::: Supplied data :::
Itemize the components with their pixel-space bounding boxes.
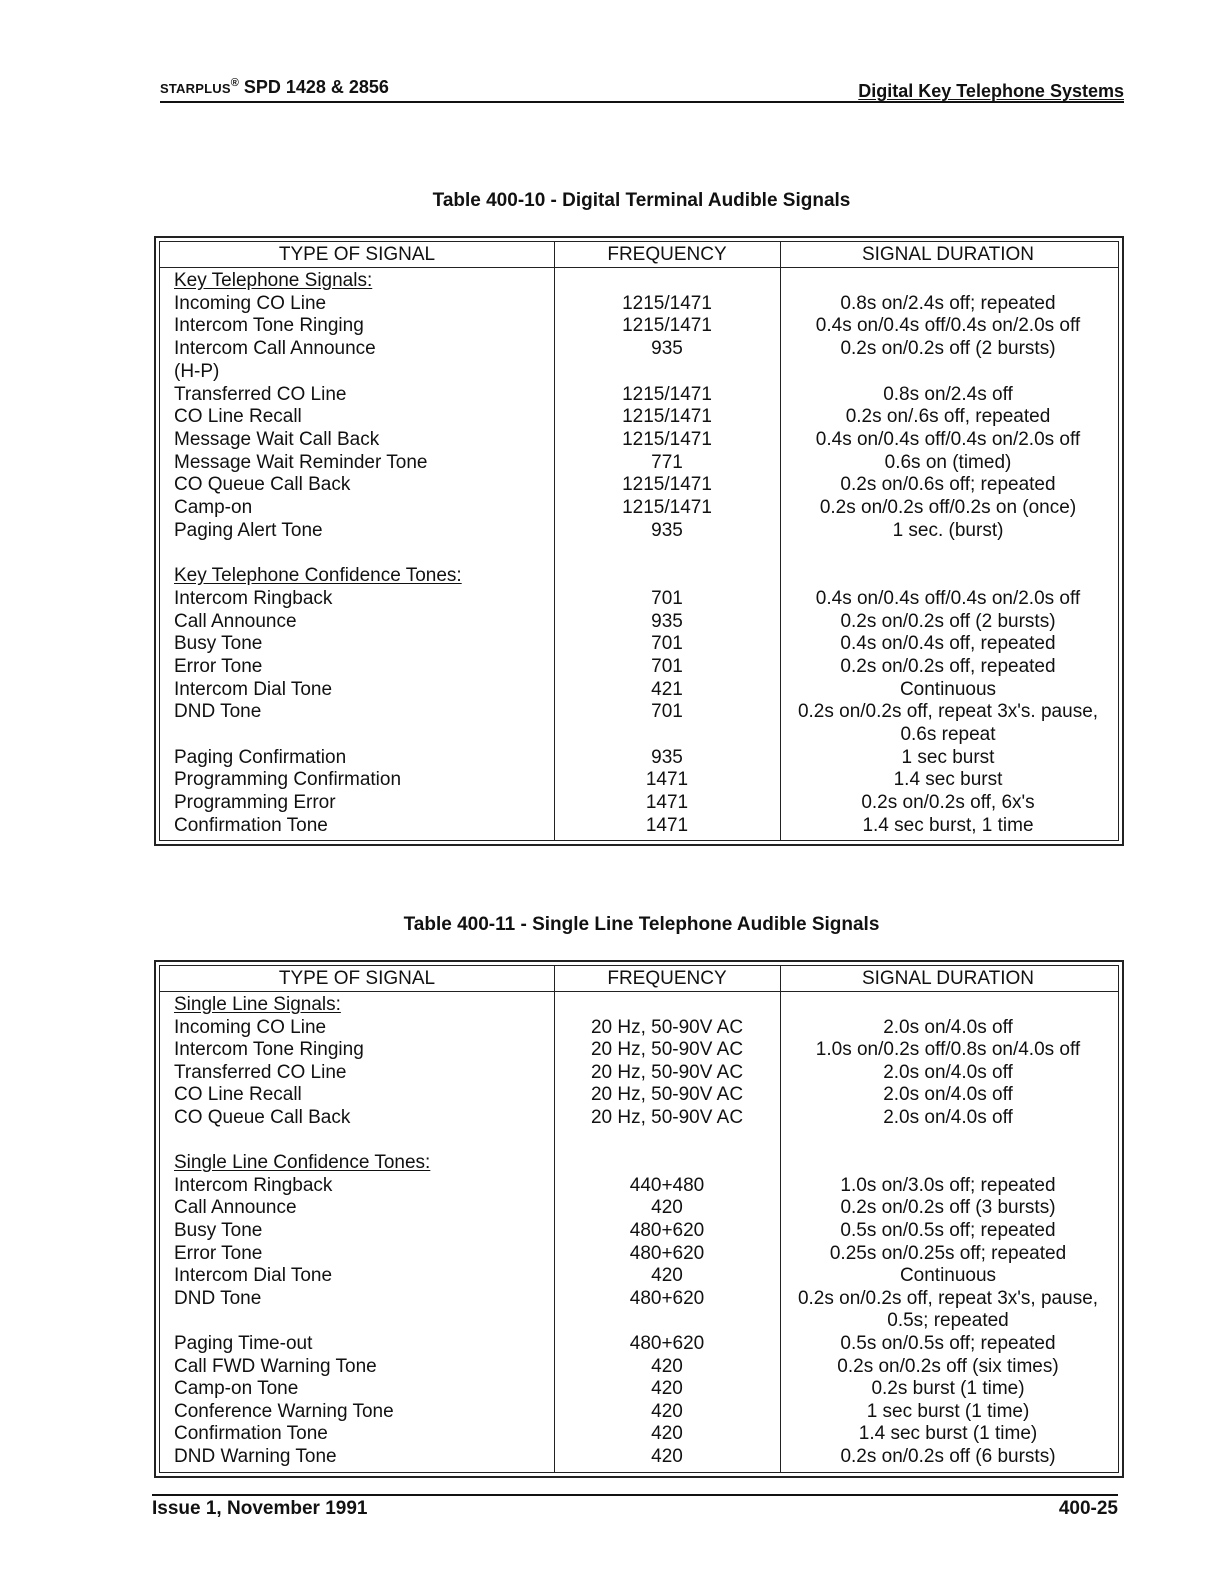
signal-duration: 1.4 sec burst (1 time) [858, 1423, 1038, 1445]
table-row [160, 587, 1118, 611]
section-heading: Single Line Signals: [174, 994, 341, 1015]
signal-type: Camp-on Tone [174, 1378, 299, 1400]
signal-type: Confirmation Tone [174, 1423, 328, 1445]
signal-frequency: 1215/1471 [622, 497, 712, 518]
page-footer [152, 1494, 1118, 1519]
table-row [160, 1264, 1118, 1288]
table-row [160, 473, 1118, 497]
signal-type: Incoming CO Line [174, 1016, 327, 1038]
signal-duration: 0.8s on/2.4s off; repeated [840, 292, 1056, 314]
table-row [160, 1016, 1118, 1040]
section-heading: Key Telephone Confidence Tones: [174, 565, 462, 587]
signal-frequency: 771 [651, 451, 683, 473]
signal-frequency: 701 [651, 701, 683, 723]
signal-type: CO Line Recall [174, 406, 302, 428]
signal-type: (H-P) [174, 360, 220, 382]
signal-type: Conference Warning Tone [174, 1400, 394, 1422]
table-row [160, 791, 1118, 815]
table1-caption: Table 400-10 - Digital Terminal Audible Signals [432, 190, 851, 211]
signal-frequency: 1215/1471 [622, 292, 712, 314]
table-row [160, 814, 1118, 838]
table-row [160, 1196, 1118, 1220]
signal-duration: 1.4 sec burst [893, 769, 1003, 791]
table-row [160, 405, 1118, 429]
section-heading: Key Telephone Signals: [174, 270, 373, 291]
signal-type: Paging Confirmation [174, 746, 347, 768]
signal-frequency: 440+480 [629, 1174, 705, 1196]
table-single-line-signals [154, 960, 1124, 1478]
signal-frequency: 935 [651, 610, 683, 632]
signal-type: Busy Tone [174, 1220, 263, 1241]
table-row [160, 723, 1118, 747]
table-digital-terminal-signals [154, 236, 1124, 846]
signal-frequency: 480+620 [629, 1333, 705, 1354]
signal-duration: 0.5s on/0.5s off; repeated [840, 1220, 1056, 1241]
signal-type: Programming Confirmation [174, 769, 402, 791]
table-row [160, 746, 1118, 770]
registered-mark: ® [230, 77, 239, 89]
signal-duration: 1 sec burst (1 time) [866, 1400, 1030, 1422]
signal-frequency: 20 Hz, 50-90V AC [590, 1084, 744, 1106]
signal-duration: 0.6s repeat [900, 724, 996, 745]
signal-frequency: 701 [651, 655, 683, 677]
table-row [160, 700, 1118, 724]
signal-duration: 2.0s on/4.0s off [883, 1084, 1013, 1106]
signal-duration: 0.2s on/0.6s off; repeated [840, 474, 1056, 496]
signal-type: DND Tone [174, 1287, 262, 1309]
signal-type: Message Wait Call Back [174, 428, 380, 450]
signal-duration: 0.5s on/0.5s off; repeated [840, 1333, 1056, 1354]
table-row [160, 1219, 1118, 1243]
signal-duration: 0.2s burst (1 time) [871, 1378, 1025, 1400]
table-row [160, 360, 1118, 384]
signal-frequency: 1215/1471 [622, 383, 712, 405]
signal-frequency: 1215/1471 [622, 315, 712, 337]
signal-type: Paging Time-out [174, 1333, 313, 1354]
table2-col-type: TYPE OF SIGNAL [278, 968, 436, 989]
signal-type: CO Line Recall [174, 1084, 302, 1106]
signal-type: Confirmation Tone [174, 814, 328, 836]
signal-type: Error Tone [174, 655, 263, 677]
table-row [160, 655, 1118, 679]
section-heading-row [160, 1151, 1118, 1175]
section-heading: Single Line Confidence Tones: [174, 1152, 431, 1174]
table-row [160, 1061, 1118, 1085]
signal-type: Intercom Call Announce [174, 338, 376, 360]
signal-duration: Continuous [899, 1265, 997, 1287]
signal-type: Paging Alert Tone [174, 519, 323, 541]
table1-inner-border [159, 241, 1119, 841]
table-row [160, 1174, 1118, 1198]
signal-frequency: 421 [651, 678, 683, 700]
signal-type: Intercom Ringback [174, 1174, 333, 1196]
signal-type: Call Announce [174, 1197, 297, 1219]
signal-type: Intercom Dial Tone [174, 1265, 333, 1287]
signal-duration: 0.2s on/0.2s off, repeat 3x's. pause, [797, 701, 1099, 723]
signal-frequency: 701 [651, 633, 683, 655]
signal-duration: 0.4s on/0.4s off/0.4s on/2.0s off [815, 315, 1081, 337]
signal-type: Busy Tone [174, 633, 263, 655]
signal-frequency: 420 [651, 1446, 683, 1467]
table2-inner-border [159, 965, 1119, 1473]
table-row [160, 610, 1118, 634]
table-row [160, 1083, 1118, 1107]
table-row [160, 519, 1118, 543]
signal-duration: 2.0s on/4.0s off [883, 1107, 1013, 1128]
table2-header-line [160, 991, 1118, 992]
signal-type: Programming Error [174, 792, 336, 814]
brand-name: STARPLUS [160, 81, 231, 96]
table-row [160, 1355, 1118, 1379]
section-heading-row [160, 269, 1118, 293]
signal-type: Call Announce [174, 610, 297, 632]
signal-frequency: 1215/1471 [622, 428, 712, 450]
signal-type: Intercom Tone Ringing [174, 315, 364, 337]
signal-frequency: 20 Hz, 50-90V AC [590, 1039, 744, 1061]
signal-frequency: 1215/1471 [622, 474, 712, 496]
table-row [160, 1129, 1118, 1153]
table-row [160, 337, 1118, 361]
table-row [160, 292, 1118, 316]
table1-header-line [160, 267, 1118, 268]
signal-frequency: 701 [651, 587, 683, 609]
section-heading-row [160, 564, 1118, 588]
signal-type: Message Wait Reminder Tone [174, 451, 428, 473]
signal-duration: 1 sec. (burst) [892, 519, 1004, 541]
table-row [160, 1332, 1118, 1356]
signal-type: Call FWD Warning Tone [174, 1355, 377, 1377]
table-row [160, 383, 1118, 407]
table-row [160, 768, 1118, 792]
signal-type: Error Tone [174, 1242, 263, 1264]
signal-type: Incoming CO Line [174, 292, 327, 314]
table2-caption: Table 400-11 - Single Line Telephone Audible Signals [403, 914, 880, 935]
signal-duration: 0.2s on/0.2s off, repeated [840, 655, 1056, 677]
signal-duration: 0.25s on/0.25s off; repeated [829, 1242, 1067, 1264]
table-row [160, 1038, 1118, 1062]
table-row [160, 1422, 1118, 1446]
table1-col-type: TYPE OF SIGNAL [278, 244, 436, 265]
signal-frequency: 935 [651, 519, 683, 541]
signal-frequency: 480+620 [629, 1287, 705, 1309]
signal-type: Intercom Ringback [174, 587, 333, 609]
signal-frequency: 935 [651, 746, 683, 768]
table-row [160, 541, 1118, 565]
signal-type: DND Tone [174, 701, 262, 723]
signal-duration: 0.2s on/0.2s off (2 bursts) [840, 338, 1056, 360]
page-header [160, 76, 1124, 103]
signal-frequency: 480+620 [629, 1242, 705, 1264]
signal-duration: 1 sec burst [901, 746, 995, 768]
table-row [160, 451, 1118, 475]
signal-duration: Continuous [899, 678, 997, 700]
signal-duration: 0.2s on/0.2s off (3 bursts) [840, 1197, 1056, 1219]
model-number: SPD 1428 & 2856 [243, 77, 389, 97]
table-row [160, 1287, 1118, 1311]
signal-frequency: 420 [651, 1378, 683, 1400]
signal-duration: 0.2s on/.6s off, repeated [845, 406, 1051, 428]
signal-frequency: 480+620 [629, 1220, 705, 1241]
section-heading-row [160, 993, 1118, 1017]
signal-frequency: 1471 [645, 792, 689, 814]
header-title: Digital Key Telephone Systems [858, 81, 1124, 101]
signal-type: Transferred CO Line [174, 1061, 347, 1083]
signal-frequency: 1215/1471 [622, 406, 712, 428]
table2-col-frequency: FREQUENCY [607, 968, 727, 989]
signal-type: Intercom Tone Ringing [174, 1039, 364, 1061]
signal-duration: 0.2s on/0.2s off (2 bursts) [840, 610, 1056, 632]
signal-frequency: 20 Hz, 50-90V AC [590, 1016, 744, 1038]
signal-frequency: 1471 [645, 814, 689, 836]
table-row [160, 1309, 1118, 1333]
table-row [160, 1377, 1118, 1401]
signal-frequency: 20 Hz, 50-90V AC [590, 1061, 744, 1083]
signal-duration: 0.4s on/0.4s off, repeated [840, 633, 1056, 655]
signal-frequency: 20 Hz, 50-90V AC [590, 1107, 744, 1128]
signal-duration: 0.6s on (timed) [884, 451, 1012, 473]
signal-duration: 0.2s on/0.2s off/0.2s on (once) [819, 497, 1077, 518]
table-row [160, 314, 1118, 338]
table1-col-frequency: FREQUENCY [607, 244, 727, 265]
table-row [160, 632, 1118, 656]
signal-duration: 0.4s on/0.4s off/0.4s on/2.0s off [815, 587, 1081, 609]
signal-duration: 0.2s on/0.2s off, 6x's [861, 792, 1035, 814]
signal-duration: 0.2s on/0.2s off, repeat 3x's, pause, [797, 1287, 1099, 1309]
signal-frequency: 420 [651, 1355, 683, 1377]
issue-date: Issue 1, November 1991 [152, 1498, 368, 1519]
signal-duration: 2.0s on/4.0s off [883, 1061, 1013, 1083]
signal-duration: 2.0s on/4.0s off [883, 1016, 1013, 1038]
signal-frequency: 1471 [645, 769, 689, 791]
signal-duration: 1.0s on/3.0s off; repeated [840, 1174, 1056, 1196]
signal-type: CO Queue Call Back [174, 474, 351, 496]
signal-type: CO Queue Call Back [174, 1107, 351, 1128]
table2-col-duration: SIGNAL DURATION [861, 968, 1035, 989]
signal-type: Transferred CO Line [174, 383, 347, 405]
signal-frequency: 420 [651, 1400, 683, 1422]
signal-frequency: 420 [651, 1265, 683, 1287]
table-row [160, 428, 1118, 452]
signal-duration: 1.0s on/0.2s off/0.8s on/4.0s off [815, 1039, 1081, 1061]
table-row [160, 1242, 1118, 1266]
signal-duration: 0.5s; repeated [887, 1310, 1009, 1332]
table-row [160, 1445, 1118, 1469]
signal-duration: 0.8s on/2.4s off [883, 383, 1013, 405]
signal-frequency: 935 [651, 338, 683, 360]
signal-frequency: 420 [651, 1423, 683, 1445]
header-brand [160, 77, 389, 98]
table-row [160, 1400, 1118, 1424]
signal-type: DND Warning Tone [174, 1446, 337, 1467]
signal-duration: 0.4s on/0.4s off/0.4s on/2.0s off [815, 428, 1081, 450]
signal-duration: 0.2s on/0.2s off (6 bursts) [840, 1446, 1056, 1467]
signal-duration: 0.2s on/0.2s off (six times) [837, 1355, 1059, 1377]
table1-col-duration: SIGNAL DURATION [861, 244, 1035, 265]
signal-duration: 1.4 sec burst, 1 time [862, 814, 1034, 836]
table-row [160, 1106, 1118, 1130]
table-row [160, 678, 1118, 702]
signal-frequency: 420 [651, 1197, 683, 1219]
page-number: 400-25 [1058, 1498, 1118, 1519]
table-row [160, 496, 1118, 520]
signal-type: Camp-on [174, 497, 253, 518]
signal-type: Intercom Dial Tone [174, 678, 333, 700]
:::
▸ **The exercise**: Format the entries from the line with "signal-duration: 1.4 sec burst (1" through the line with "signal-type: (H-P) [174, 360, 220, 382]", both included, as a Markdown table. Use the columns No. and Entry, give each line a row number, and leave out blank lines.

▸ **Result of this task**:
| No. | Entry |
|---|---|
| 1 | signal-duration: 1.4 sec burst (1 time) [858, 1423, 1038, 1445] |
| 2 | table-row [160, 587, 1118, 611] |
| 3 | section-heading: Single Line Signals: [174, 994, 341, 1015] |
| 4 | signal-type: Camp-on Tone [174, 1378, 299, 1400] |
| 5 | signal-type: Confirmation Tone [174, 1423, 328, 1445] |
| 6 | signal-frequency: 1215/1471 [622, 497, 712, 518] |
| 7 | page-footer [152, 1494, 1118, 1519] |
| 8 | table-row [160, 1264, 1118, 1288] |
| 9 | table-row [160, 473, 1118, 497] |
| 10 | signal-type: Incoming CO Line [174, 1016, 327, 1038] |
| 11 | signal-duration: 0.8s on/2.4s off; repeated [840, 292, 1056, 314] |
| 12 | table-row [160, 1016, 1118, 1040] |
| 13 | section-heading: Key Telephone Confidence Tones: [174, 565, 462, 587] |
| 14 | signal-frequency: 771 [651, 451, 683, 473] |
| 15 | signal-frequency: 701 [651, 701, 683, 723] |
| 16 | signal-type: CO Line Recall [174, 406, 302, 428] |
| 17 | signal-type: (H-P) [174, 360, 220, 382] |